WHAT THE EXERCISE ASKS: Pictures do not belong in your copy. Repeat all the other data exactly.

RECORDS FOR PROCESSING start

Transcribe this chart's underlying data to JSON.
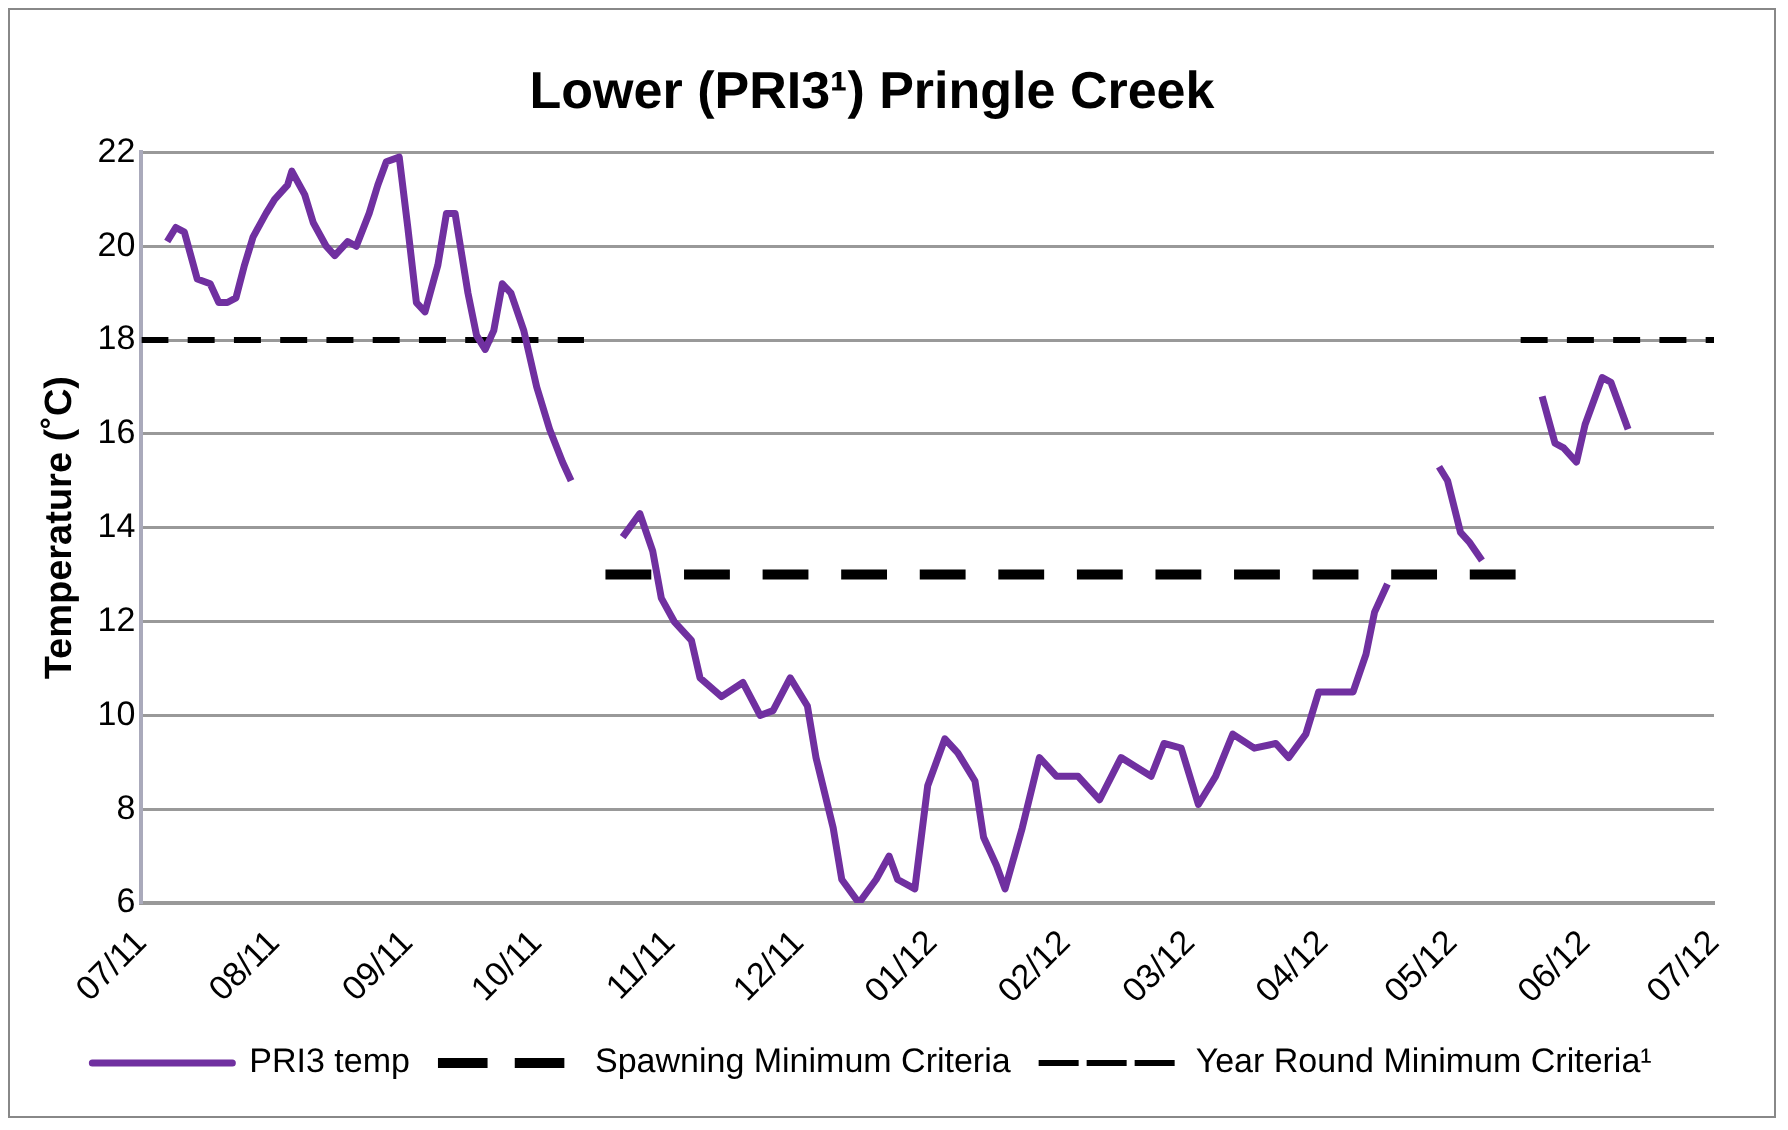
{
  "chart_data": {
    "type": "line",
    "title": "Lower (PRI3¹) Pringle Creek",
    "ylabel": "Temperature (˚C)",
    "xlim": [
      "2011-07-01",
      "2012-07-01"
    ],
    "xticks": [
      {
        "value": "2011-07-01",
        "label": "07/11"
      },
      {
        "value": "2011-08-01",
        "label": "08/11"
      },
      {
        "value": "2011-09-01",
        "label": "09/11"
      },
      {
        "value": "2011-10-01",
        "label": "10/11"
      },
      {
        "value": "2011-11-01",
        "label": "11/11"
      },
      {
        "value": "2011-12-01",
        "label": "12/11"
      },
      {
        "value": "2012-01-01",
        "label": "01/12"
      },
      {
        "value": "2012-02-01",
        "label": "02/12"
      },
      {
        "value": "2012-03-01",
        "label": "03/12"
      },
      {
        "value": "2012-04-01",
        "label": "04/12"
      },
      {
        "value": "2012-05-01",
        "label": "05/12"
      },
      {
        "value": "2012-06-01",
        "label": "06/12"
      },
      {
        "value": "2012-07-01",
        "label": "07/12"
      }
    ],
    "ylim": [
      6,
      22
    ],
    "yticks": [
      6,
      8,
      10,
      12,
      14,
      16,
      18,
      20,
      22
    ],
    "grid": "y",
    "legend": "bottom",
    "marker": "none",
    "series": [
      {
        "name": "PRI3 temp",
        "color": "#7030a0",
        "line_style": "solid",
        "x": [
          "2011-07-07",
          "2011-07-09",
          "2011-07-11",
          "2011-07-14",
          "2011-07-17",
          "2011-07-19",
          "2011-07-21",
          "2011-07-23",
          "2011-07-25",
          "2011-07-27",
          "2011-07-30",
          "2011-08-01",
          "2011-08-04",
          "2011-08-05",
          "2011-08-08",
          "2011-08-10",
          "2011-08-13",
          "2011-08-15",
          "2011-08-18",
          "2011-08-20",
          "2011-08-23",
          "2011-08-25",
          "2011-08-27",
          "2011-08-30",
          "2011-09-01",
          "2011-09-03",
          "2011-09-05",
          "2011-09-08",
          "2011-09-10",
          "2011-09-12",
          "2011-09-15",
          "2011-09-17",
          "2011-09-19",
          "2011-09-21",
          "2011-09-23",
          "2011-09-25",
          "2011-09-28",
          "2011-10-01",
          "2011-10-04",
          "2011-10-07",
          "2011-10-09",
          "2011-10-13",
          "2011-10-21",
          "2011-10-25",
          "2011-10-28",
          "2011-10-30",
          "2011-11-02",
          "2011-11-06",
          "2011-11-08",
          "2011-11-13",
          "2011-11-18",
          "2011-11-22",
          "2011-11-25",
          "2011-11-29",
          "2011-12-03",
          "2011-12-05",
          "2011-12-09",
          "2011-12-11",
          "2011-12-15",
          "2011-12-19",
          "2011-12-22",
          "2011-12-24",
          "2011-12-28",
          "2011-12-31",
          "2012-01-04",
          "2012-01-07",
          "2012-01-11",
          "2012-01-13",
          "2012-01-16",
          "2012-01-18",
          "2012-01-22",
          "2012-01-26",
          "2012-01-30",
          "2012-02-04",
          "2012-02-09",
          "2012-02-14",
          "2012-02-21",
          "2012-02-24",
          "2012-02-28",
          "2012-03-03",
          "2012-03-07",
          "2012-03-11",
          "2012-03-16",
          "2012-03-21",
          "2012-03-24",
          "2012-03-28",
          "2012-03-31",
          "2012-04-04",
          "2012-04-08",
          "2012-04-11",
          "2012-04-13",
          "2012-04-16",
          "2012-04-25",
          "2012-04-28",
          "2012-04-30",
          "2012-05-03",
          "2012-05-05",
          "2012-05-08",
          "2012-05-15",
          "2012-05-22",
          "2012-05-25",
          "2012-05-27",
          "2012-05-30",
          "2012-06-01",
          "2012-06-05",
          "2012-06-07",
          "2012-06-11"
        ],
        "values": [
          20.1,
          20.4,
          20.3,
          19.3,
          19.2,
          18.8,
          18.8,
          18.9,
          19.6,
          20.2,
          20.7,
          21.0,
          21.3,
          21.6,
          21.1,
          20.5,
          20.0,
          19.8,
          20.1,
          20.0,
          20.7,
          21.3,
          21.8,
          21.9,
          20.4,
          18.8,
          18.6,
          19.6,
          20.7,
          20.7,
          19.0,
          18.1,
          17.8,
          18.2,
          19.2,
          19.0,
          18.2,
          17.0,
          16.1,
          15.4,
          15.0,
          null,
          13.8,
          14.3,
          13.5,
          12.5,
          12.0,
          11.6,
          10.8,
          10.4,
          10.7,
          10.0,
          10.1,
          10.8,
          10.2,
          9.1,
          7.6,
          6.5,
          6.0,
          6.5,
          7.0,
          6.5,
          6.3,
          8.5,
          9.5,
          9.2,
          8.6,
          7.4,
          6.8,
          6.3,
          7.6,
          9.1,
          8.7,
          8.7,
          8.2,
          9.1,
          8.7,
          9.4,
          9.3,
          8.1,
          8.7,
          9.6,
          9.3,
          9.4,
          9.1,
          9.6,
          10.5,
          10.5,
          10.5,
          11.3,
          12.2,
          12.8,
          null,
          15.3,
          15.0,
          13.9,
          13.7,
          13.3,
          null,
          16.8,
          15.8,
          15.7,
          15.4,
          16.2,
          17.2,
          17.1,
          16.1
        ]
      },
      {
        "name": "Spawning Minimum Criteria",
        "color": "#000000",
        "line_style": "dashed",
        "x": [
          "2011-10-17",
          "2012-05-16"
        ],
        "values": [
          13,
          13
        ]
      },
      {
        "name": "Year Round Minimum Criteria¹",
        "color": "#000000",
        "line_style": "dashed",
        "x": [
          "2011-07-01",
          "2011-10-12",
          "2011-10-13",
          "2012-05-17",
          "2012-07-01"
        ],
        "values": [
          18,
          18,
          null,
          18,
          18
        ]
      }
    ]
  }
}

RECORDS FOR PROCESSING end

FINISHED ANSWER:
Transcribe this chart's underlying data to JSON.
{
  "chart_data": {
    "type": "line",
    "title": "Lower (PRI3¹) Pringle Creek",
    "ylabel": "Temperature (˚C)",
    "xlim": [
      "2011-07-01",
      "2012-07-01"
    ],
    "xticks": [
      {
        "value": "2011-07-01",
        "label": "07/11"
      },
      {
        "value": "2011-08-01",
        "label": "08/11"
      },
      {
        "value": "2011-09-01",
        "label": "09/11"
      },
      {
        "value": "2011-10-01",
        "label": "10/11"
      },
      {
        "value": "2011-11-01",
        "label": "11/11"
      },
      {
        "value": "2011-12-01",
        "label": "12/11"
      },
      {
        "value": "2012-01-01",
        "label": "01/12"
      },
      {
        "value": "2012-02-01",
        "label": "02/12"
      },
      {
        "value": "2012-03-01",
        "label": "03/12"
      },
      {
        "value": "2012-04-01",
        "label": "04/12"
      },
      {
        "value": "2012-05-01",
        "label": "05/12"
      },
      {
        "value": "2012-06-01",
        "label": "06/12"
      },
      {
        "value": "2012-07-01",
        "label": "07/12"
      }
    ],
    "ylim": [
      6,
      22
    ],
    "yticks": [
      6,
      8,
      10,
      12,
      14,
      16,
      18,
      20,
      22
    ],
    "grid": "y",
    "legend": "bottom",
    "marker": "none",
    "series": [
      {
        "name": "PRI3 temp",
        "color": "#7030a0",
        "line_style": "solid",
        "x": [
          "2011-07-07",
          "2011-07-09",
          "2011-07-11",
          "2011-07-14",
          "2011-07-17",
          "2011-07-19",
          "2011-07-21",
          "2011-07-23",
          "2011-07-25",
          "2011-07-27",
          "2011-07-30",
          "2011-08-01",
          "2011-08-04",
          "2011-08-05",
          "2011-08-08",
          "2011-08-10",
          "2011-08-13",
          "2011-08-15",
          "2011-08-18",
          "2011-08-20",
          "2011-08-23",
          "2011-08-25",
          "2011-08-27",
          "2011-08-30",
          "2011-09-01",
          "2011-09-03",
          "2011-09-05",
          "2011-09-08",
          "2011-09-10",
          "2011-09-12",
          "2011-09-15",
          "2011-09-17",
          "2011-09-19",
          "2011-09-21",
          "2011-09-23",
          "2011-09-25",
          "2011-09-28",
          "2011-10-01",
          "2011-10-04",
          "2011-10-07",
          "2011-10-09",
          "2011-10-13",
          "2011-10-21",
          "2011-10-25",
          "2011-10-28",
          "2011-10-30",
          "2011-11-02",
          "2011-11-06",
          "2011-11-08",
          "2011-11-13",
          "2011-11-18",
          "2011-11-22",
          "2011-11-25",
          "2011-11-29",
          "2011-12-03",
          "2011-12-05",
          "2011-12-09",
          "2011-12-11",
          "2011-12-15",
          "2011-12-19",
          "2011-12-22",
          "2011-12-24",
          "2011-12-28",
          "2011-12-31",
          "2012-01-04",
          "2012-01-07",
          "2012-01-11",
          "2012-01-13",
          "2012-01-16",
          "2012-01-18",
          "2012-01-22",
          "2012-01-26",
          "2012-01-30",
          "2012-02-04",
          "2012-02-09",
          "2012-02-14",
          "2012-02-21",
          "2012-02-24",
          "2012-02-28",
          "2012-03-03",
          "2012-03-07",
          "2012-03-11",
          "2012-03-16",
          "2012-03-21",
          "2012-03-24",
          "2012-03-28",
          "2012-03-31",
          "2012-04-04",
          "2012-04-08",
          "2012-04-11",
          "2012-04-13",
          "2012-04-16",
          "2012-04-25",
          "2012-04-28",
          "2012-04-30",
          "2012-05-03",
          "2012-05-05",
          "2012-05-08",
          "2012-05-15",
          "2012-05-22",
          "2012-05-25",
          "2012-05-27",
          "2012-05-30",
          "2012-06-01",
          "2012-06-05",
          "2012-06-07",
          "2012-06-11"
        ],
        "values": [
          20.1,
          20.4,
          20.3,
          19.3,
          19.2,
          18.8,
          18.8,
          18.9,
          19.6,
          20.2,
          20.7,
          21.0,
          21.3,
          21.6,
          21.1,
          20.5,
          20.0,
          19.8,
          20.1,
          20.0,
          20.7,
          21.3,
          21.8,
          21.9,
          20.4,
          18.8,
          18.6,
          19.6,
          20.7,
          20.7,
          19.0,
          18.1,
          17.8,
          18.2,
          19.2,
          19.0,
          18.2,
          17.0,
          16.1,
          15.4,
          15.0,
          null,
          13.8,
          14.3,
          13.5,
          12.5,
          12.0,
          11.6,
          10.8,
          10.4,
          10.7,
          10.0,
          10.1,
          10.8,
          10.2,
          9.1,
          7.6,
          6.5,
          6.0,
          6.5,
          7.0,
          6.5,
          6.3,
          8.5,
          9.5,
          9.2,
          8.6,
          7.4,
          6.8,
          6.3,
          7.6,
          9.1,
          8.7,
          8.7,
          8.2,
          9.1,
          8.7,
          9.4,
          9.3,
          8.1,
          8.7,
          9.6,
          9.3,
          9.4,
          9.1,
          9.6,
          10.5,
          10.5,
          10.5,
          11.3,
          12.2,
          12.8,
          null,
          15.3,
          15.0,
          13.9,
          13.7,
          13.3,
          null,
          16.8,
          15.8,
          15.7,
          15.4,
          16.2,
          17.2,
          17.1,
          16.1
        ]
      },
      {
        "name": "Spawning Minimum Criteria",
        "color": "#000000",
        "line_style": "dashed",
        "x": [
          "2011-10-17",
          "2012-05-16"
        ],
        "values": [
          13,
          13
        ]
      },
      {
        "name": "Year Round Minimum Criteria¹",
        "color": "#000000",
        "line_style": "dashed",
        "x": [
          "2011-07-01",
          "2011-10-12",
          "2011-10-13",
          "2012-05-17",
          "2012-07-01"
        ],
        "values": [
          18,
          18,
          null,
          18,
          18
        ]
      }
    ]
  }
}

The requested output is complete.